[Dataset records]
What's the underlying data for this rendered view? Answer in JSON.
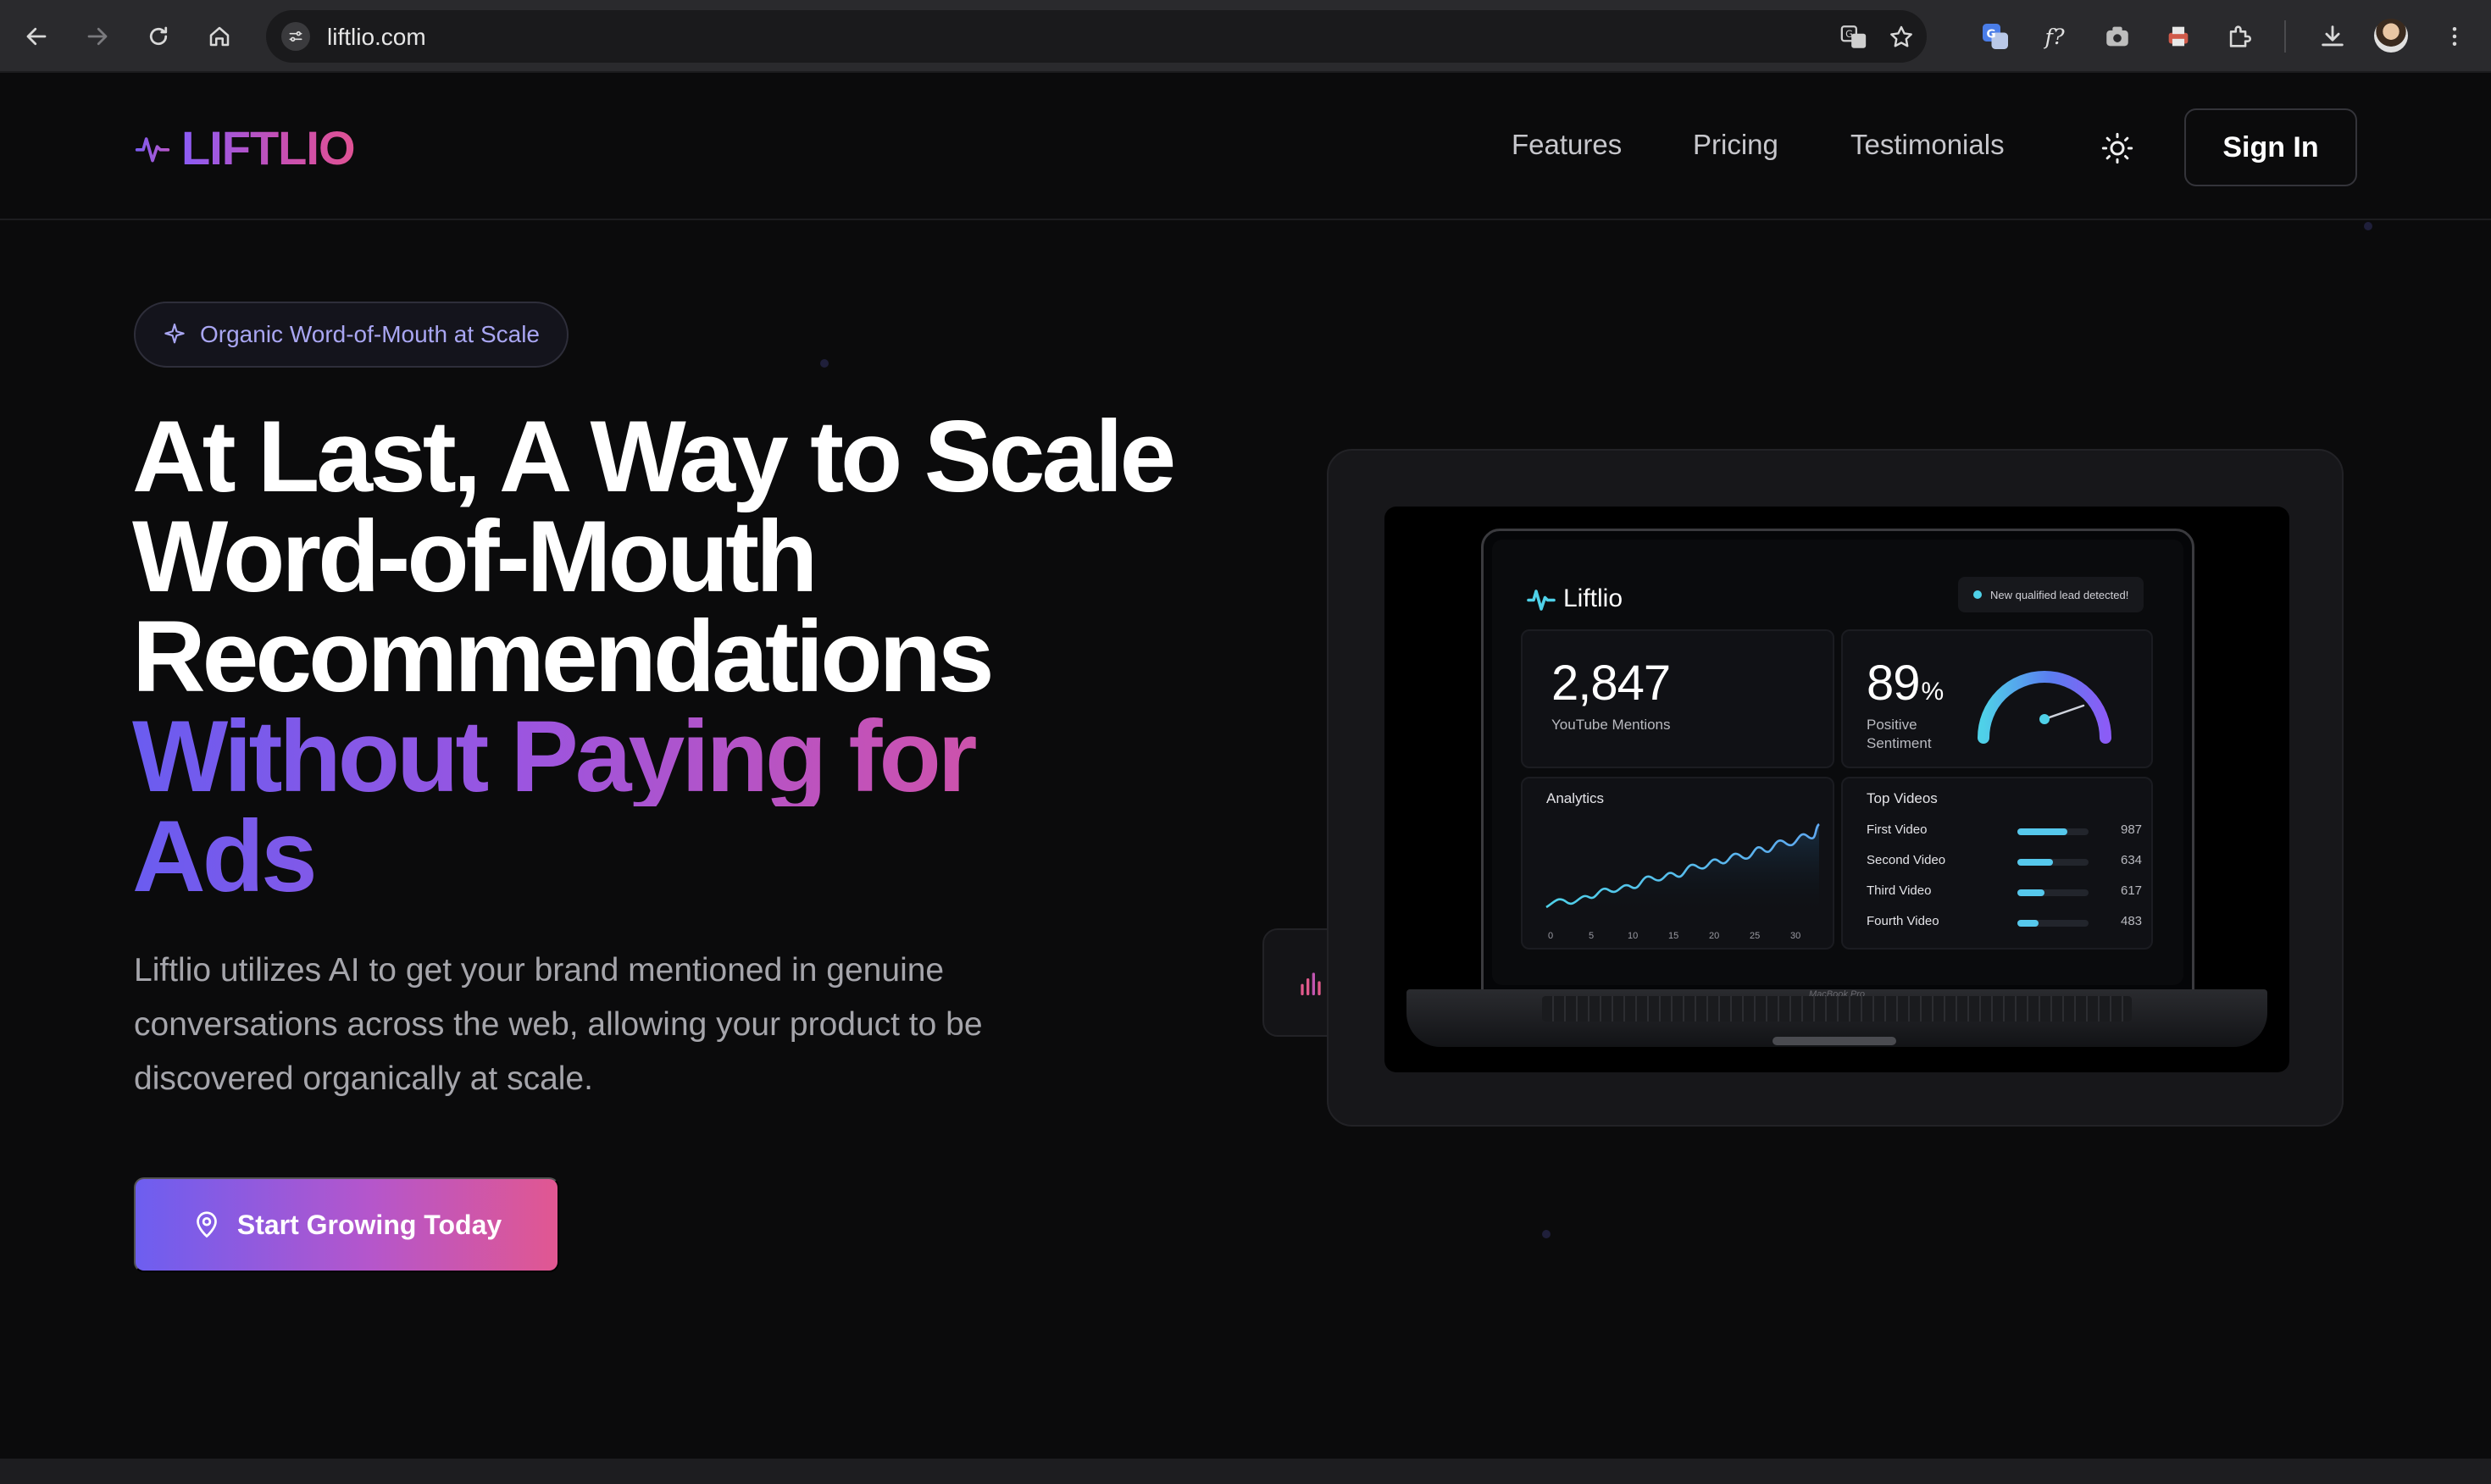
{
  "browser": {
    "url": "liftlio.com",
    "icons": [
      "back-icon",
      "forward-icon",
      "reload-icon",
      "home-icon",
      "site-info-icon",
      "translate-icon",
      "bookmark-star-icon",
      "extension-translate-icon",
      "extension-font-icon",
      "extension-camera-icon",
      "extension-printer-icon",
      "extensions-puzzle-icon",
      "download-icon",
      "profile-avatar",
      "menu-kebab-icon"
    ]
  },
  "header": {
    "logo_text": "LIFTLIO",
    "nav": [
      "Features",
      "Pricing",
      "Testimonials"
    ],
    "theme_icon": "sun-icon",
    "sign_in": "Sign In"
  },
  "hero": {
    "badge": "Organic Word-of-Mouth at Scale",
    "headline_lines": [
      "At Last, A Way to Scale",
      "Word-of-Mouth",
      "Recommendations"
    ],
    "headline_gradient_lines": [
      "Without Paying for",
      "Ads"
    ],
    "subtext": "Liftlio utilizes AI to get your brand mentioned in genuine conversations across the web, allowing your product to be discovered organically at scale.",
    "cta": "Start Growing Today",
    "colors": {
      "gradient_start": "#6d5ef0",
      "gradient_mid": "#b456cc",
      "gradient_end": "#e15791",
      "background": "#0b0b0c"
    }
  },
  "dashboard": {
    "logo": "Liftlio",
    "notification": "New qualified lead detected!",
    "mentions": {
      "value": "2,847",
      "label": "YouTube Mentions"
    },
    "sentiment": {
      "value": "89",
      "unit": "%",
      "label_line1": "Positive",
      "label_line2": "Sentiment",
      "gauge_fraction": 0.89
    },
    "analytics": {
      "title": "Analytics",
      "x_ticks": [
        "0",
        "5",
        "10",
        "15",
        "20",
        "25",
        "30"
      ]
    },
    "top_videos": {
      "title": "Top Videos",
      "items": [
        {
          "name": "First Video",
          "value": "987",
          "fraction": 0.7
        },
        {
          "name": "Second Video",
          "value": "634",
          "fraction": 0.5
        },
        {
          "name": "Third Video",
          "value": "617",
          "fraction": 0.38
        },
        {
          "name": "Fourth Video",
          "value": "483",
          "fraction": 0.3
        }
      ]
    },
    "laptop_label": "MacBook Pro"
  }
}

SET PROBLEM: Work out how many lines above contain the word "name". Give only the number.

WORKED SOLUTION: 4